[Entries from a dataset]
==================================================
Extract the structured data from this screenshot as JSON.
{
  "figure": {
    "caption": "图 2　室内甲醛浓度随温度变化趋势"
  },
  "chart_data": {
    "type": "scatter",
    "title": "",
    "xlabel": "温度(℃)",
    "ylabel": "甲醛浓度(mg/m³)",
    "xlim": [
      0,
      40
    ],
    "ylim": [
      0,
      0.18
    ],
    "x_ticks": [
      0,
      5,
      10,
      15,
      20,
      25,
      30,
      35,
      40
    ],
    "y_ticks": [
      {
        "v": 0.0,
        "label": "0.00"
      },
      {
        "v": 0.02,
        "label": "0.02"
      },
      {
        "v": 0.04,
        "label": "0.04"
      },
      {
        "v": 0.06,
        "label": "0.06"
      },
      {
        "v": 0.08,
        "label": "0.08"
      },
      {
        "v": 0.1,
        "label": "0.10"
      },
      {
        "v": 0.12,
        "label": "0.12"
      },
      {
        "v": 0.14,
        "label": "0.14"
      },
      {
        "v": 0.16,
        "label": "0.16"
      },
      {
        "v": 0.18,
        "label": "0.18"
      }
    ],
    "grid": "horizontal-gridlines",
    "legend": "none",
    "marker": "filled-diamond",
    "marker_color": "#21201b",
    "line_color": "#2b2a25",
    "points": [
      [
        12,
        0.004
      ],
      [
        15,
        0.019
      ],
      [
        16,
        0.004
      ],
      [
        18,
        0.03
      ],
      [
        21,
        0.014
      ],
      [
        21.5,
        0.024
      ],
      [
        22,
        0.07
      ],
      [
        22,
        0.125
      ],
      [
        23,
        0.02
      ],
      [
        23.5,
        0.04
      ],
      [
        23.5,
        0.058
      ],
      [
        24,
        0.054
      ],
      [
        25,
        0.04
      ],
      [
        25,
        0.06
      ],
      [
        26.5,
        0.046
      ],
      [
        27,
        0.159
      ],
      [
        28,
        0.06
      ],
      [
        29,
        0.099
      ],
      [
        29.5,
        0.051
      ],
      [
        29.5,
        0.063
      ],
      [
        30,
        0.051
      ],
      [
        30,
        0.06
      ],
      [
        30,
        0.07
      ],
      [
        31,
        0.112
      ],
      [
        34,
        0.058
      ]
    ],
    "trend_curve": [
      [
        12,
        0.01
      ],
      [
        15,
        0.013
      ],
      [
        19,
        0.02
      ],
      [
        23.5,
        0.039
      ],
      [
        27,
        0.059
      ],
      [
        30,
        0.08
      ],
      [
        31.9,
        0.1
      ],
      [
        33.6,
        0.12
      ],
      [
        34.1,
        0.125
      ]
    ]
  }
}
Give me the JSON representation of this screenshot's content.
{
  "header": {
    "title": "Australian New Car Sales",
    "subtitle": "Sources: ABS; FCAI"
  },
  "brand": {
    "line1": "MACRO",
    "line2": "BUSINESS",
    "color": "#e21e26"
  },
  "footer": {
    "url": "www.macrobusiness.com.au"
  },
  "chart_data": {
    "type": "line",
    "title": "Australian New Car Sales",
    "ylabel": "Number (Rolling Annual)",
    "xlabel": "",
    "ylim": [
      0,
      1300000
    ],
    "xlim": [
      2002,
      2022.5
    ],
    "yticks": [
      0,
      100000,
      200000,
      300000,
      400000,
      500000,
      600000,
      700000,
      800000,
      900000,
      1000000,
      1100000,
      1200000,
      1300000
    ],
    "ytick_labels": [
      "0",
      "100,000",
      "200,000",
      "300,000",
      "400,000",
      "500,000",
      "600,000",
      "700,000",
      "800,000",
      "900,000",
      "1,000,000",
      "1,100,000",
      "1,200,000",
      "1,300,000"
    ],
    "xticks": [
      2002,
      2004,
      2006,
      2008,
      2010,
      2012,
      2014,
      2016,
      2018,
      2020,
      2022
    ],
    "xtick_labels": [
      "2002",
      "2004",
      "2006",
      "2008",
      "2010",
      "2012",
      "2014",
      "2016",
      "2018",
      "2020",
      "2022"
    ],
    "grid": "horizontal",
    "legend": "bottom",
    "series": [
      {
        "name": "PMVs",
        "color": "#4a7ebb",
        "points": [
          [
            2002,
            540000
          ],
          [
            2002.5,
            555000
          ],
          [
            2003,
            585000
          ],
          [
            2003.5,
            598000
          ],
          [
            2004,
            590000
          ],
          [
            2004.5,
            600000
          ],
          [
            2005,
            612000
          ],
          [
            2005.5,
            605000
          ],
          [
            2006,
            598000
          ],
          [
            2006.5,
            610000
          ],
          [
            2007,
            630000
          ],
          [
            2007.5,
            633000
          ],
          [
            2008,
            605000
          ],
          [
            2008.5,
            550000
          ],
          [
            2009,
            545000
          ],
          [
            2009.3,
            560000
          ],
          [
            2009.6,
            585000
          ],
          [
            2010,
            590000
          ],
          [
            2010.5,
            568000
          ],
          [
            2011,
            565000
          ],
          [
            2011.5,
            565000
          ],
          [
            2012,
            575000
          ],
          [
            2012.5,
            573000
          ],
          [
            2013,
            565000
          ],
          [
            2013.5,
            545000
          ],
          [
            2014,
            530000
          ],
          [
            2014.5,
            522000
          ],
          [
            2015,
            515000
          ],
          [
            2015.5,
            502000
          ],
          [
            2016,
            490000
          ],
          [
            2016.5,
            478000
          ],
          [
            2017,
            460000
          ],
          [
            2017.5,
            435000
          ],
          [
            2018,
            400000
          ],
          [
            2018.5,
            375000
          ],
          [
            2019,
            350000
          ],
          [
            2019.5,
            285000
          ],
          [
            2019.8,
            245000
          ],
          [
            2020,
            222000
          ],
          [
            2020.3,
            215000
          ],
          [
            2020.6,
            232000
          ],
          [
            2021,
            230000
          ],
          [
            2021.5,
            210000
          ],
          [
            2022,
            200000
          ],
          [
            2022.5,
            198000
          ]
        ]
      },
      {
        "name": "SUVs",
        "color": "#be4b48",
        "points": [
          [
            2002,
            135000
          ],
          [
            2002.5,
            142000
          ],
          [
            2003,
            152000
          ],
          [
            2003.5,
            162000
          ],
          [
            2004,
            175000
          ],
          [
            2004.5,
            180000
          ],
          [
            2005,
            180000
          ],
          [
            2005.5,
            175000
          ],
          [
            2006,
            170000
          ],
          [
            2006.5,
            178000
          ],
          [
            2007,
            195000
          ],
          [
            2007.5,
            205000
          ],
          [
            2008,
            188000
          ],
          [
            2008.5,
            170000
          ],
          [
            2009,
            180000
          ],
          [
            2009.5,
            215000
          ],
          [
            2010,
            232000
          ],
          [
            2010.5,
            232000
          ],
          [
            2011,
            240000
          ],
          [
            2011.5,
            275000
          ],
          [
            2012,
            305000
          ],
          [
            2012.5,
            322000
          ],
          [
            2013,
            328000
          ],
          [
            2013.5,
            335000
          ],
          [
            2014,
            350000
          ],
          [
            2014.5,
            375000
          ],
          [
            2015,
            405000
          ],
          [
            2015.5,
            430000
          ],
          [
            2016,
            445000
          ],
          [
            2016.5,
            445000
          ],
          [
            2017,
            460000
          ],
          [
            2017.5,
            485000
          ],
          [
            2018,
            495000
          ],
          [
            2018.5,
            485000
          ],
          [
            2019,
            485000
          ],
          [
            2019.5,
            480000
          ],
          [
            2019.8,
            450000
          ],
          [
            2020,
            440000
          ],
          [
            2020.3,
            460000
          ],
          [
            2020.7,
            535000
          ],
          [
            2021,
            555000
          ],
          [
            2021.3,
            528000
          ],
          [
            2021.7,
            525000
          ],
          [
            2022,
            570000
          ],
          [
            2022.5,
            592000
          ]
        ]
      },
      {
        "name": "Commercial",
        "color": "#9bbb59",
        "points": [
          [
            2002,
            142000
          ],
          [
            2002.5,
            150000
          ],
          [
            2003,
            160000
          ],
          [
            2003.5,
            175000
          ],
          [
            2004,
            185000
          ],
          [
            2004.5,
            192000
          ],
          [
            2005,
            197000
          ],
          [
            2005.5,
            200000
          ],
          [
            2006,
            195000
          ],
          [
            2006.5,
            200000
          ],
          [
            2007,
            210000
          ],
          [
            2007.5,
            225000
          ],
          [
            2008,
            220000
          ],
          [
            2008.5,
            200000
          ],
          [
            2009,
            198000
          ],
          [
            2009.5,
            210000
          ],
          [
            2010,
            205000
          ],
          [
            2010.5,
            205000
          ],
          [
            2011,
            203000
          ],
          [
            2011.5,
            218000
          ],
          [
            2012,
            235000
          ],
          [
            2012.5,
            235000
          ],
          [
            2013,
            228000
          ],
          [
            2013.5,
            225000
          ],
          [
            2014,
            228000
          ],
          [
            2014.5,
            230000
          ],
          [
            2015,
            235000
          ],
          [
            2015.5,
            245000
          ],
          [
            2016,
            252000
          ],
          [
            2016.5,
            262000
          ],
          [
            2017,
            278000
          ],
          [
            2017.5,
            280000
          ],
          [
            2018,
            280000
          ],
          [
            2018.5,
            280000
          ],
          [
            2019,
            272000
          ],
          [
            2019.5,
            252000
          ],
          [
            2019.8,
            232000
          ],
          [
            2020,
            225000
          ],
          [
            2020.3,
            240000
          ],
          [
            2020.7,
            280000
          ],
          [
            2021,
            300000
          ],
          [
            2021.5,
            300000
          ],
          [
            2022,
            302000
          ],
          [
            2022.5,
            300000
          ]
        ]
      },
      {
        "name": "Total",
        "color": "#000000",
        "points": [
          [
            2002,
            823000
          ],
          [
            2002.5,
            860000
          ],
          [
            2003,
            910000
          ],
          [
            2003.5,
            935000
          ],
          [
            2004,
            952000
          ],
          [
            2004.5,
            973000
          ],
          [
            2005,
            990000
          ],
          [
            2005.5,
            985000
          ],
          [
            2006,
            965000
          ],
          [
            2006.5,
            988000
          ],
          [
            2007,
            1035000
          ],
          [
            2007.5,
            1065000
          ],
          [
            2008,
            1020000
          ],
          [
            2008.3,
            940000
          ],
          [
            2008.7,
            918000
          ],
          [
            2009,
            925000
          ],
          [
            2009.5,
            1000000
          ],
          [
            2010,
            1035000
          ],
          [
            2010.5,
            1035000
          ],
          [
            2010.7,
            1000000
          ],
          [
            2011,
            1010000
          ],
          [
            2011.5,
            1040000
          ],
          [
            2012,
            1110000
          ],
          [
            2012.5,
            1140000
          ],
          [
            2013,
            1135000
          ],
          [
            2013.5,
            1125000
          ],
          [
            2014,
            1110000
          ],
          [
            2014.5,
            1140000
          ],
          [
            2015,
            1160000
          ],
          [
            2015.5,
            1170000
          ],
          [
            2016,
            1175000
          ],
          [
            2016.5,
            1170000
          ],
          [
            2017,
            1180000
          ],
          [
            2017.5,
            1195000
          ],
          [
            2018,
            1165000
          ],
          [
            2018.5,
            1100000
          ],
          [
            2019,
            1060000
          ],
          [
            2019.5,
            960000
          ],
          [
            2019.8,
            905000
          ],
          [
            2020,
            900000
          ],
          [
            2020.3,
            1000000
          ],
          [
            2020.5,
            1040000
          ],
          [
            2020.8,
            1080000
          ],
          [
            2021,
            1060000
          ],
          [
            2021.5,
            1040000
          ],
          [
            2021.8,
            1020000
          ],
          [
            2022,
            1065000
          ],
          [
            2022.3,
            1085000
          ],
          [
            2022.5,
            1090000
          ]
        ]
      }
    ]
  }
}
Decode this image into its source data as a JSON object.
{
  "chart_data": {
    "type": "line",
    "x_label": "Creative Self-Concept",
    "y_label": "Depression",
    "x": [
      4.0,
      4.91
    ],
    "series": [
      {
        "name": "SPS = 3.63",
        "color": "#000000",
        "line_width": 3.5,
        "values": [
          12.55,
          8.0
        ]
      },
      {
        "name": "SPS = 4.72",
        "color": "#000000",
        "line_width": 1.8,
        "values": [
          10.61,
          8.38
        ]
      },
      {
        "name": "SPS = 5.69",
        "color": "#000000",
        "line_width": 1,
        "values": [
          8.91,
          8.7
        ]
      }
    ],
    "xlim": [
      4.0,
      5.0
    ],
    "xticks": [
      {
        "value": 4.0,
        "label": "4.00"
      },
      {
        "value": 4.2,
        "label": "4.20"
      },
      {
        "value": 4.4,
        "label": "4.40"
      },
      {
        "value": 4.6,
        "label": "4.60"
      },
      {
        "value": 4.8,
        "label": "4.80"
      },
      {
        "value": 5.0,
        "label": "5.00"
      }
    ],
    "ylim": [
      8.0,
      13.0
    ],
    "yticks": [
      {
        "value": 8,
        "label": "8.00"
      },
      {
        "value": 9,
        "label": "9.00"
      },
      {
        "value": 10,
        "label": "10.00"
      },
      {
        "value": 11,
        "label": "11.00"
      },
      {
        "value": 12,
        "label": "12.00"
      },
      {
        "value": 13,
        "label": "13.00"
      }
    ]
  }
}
==================================================
▸ EXERCISE DETAILS
Using the data above, say how many lines include "screenshot". No other reply is needed.

▸ TASK RESULT
2